** Start Record extracts **
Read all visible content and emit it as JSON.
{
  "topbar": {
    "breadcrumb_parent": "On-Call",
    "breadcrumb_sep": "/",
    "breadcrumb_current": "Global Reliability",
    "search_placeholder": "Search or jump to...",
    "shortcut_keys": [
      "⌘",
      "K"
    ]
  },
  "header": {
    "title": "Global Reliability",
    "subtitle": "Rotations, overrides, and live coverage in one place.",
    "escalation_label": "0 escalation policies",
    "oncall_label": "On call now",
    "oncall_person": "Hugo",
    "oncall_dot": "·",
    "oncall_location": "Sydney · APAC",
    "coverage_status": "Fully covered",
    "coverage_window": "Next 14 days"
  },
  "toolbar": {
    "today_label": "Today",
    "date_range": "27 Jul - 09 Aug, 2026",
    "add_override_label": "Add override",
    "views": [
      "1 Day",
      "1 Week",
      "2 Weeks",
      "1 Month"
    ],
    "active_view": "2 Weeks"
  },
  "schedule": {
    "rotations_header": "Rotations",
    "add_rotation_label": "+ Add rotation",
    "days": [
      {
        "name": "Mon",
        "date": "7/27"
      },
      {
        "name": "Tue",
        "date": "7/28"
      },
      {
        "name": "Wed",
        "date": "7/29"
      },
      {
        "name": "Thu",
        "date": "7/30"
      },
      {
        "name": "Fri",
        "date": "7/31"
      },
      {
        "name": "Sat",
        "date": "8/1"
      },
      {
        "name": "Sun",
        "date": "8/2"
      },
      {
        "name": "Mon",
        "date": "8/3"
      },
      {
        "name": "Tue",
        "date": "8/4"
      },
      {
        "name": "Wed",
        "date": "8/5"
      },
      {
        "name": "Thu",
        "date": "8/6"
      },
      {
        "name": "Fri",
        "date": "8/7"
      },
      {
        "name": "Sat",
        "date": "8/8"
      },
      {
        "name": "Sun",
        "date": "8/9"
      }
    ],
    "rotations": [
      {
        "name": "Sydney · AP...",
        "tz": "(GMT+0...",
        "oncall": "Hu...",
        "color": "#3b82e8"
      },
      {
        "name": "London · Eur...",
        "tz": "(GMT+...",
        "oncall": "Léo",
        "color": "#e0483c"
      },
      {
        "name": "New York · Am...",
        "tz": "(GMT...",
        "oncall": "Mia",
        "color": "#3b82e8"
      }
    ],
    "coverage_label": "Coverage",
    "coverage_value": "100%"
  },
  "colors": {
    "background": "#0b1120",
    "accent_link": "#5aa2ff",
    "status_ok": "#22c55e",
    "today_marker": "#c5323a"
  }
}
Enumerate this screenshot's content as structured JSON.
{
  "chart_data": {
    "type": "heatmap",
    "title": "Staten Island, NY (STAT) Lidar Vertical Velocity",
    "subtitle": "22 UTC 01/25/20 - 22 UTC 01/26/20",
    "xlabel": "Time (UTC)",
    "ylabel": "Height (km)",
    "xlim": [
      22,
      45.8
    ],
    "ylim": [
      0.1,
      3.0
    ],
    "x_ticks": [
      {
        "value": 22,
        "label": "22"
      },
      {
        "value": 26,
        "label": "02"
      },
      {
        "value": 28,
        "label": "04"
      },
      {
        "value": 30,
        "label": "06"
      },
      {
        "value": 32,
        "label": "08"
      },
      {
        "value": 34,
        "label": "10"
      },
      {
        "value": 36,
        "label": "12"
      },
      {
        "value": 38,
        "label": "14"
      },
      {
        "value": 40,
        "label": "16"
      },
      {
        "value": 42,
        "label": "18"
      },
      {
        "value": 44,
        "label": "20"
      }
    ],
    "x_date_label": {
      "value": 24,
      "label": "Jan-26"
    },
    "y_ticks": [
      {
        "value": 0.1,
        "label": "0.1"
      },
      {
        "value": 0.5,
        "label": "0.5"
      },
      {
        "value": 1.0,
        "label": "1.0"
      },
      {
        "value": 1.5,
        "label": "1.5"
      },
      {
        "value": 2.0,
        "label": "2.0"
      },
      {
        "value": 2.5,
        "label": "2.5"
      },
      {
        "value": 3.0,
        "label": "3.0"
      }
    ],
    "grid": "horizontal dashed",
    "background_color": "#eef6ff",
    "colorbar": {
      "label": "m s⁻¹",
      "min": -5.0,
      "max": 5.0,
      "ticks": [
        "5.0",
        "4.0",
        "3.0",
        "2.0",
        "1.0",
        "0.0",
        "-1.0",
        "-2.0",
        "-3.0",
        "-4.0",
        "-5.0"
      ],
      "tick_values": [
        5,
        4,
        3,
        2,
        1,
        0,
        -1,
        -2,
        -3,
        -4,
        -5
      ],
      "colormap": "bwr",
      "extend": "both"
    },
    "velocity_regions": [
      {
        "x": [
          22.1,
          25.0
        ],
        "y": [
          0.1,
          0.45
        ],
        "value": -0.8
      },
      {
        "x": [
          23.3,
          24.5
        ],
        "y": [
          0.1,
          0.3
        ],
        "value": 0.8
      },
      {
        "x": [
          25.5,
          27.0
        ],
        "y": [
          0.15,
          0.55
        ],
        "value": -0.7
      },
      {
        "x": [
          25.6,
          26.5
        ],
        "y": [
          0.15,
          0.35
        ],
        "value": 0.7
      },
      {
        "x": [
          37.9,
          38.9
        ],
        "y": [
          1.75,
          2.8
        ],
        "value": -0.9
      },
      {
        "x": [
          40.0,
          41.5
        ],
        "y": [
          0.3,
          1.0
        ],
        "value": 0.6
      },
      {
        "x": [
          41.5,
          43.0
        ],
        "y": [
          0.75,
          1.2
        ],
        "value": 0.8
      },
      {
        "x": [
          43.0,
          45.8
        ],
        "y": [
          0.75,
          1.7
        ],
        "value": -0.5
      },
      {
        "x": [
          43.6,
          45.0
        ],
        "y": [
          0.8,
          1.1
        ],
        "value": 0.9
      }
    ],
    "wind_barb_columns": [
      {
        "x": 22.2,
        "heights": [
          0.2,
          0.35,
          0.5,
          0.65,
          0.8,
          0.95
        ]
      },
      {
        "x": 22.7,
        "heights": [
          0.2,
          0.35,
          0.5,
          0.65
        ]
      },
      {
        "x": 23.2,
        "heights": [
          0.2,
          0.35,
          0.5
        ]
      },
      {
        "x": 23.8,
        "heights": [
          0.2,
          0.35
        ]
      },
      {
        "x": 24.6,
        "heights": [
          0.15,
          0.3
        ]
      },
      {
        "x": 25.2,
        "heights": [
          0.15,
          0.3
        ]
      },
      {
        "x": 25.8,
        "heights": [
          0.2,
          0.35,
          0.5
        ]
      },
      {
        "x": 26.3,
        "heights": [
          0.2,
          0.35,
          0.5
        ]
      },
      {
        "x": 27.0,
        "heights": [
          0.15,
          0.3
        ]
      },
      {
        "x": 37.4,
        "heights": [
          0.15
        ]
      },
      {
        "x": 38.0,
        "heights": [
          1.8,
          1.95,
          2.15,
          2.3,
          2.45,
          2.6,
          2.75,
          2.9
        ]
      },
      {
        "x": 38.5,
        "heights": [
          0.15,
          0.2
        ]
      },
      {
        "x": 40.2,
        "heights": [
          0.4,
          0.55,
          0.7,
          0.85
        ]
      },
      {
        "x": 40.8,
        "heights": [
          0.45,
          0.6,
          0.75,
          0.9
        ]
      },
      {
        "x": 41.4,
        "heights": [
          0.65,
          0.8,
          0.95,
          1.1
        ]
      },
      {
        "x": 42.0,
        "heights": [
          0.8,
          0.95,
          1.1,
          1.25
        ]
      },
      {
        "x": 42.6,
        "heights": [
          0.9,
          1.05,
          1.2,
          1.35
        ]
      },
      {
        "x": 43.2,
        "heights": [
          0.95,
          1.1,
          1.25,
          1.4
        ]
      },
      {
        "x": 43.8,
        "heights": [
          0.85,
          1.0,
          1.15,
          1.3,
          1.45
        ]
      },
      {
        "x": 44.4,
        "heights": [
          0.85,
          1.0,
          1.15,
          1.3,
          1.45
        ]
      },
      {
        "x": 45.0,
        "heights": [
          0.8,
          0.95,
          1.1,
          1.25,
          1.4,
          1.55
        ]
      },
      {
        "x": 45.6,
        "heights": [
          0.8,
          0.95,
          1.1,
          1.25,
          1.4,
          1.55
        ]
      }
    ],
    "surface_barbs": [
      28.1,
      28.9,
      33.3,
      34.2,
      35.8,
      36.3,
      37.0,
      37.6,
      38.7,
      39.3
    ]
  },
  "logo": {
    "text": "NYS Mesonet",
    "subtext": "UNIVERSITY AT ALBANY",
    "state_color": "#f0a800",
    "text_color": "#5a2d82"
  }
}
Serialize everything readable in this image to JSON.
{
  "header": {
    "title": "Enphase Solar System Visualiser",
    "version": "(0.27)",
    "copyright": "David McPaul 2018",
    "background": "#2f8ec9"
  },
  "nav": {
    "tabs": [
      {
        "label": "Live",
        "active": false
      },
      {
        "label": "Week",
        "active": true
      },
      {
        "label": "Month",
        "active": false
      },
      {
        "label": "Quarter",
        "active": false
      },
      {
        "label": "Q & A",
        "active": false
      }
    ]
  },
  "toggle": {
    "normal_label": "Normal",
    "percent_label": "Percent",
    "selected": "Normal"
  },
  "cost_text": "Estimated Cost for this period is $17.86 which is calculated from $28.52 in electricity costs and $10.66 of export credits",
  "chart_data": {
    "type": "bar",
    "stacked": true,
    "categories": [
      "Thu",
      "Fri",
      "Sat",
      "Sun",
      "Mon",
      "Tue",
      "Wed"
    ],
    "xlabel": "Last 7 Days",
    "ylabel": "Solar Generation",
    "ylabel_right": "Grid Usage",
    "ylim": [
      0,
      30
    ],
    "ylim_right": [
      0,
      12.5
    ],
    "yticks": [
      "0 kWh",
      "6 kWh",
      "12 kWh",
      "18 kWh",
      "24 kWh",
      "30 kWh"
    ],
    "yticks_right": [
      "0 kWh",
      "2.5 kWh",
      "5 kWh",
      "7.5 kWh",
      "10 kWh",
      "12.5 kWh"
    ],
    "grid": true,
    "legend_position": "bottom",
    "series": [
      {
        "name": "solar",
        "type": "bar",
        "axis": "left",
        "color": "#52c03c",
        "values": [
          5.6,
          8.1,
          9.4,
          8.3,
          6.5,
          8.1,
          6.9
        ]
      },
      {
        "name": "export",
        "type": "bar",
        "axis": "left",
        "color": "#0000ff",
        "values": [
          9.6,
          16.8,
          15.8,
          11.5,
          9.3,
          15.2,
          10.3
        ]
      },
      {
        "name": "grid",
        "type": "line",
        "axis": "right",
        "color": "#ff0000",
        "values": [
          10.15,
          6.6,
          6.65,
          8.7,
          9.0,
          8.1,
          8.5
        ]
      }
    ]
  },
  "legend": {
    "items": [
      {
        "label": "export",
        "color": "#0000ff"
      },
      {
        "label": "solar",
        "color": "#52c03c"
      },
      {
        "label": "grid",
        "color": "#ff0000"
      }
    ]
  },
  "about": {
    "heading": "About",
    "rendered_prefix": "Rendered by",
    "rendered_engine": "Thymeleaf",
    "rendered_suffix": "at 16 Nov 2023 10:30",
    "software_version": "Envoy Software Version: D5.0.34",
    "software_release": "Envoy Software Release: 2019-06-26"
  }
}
** End Record extracts **
▶ _Requirement_:
Pull out every line in the material above where "Reliability" occurs.

▶ _Exercise answer_:
    "breadcrumb_current": "Global Reliability",
    "title": "Global Reliability",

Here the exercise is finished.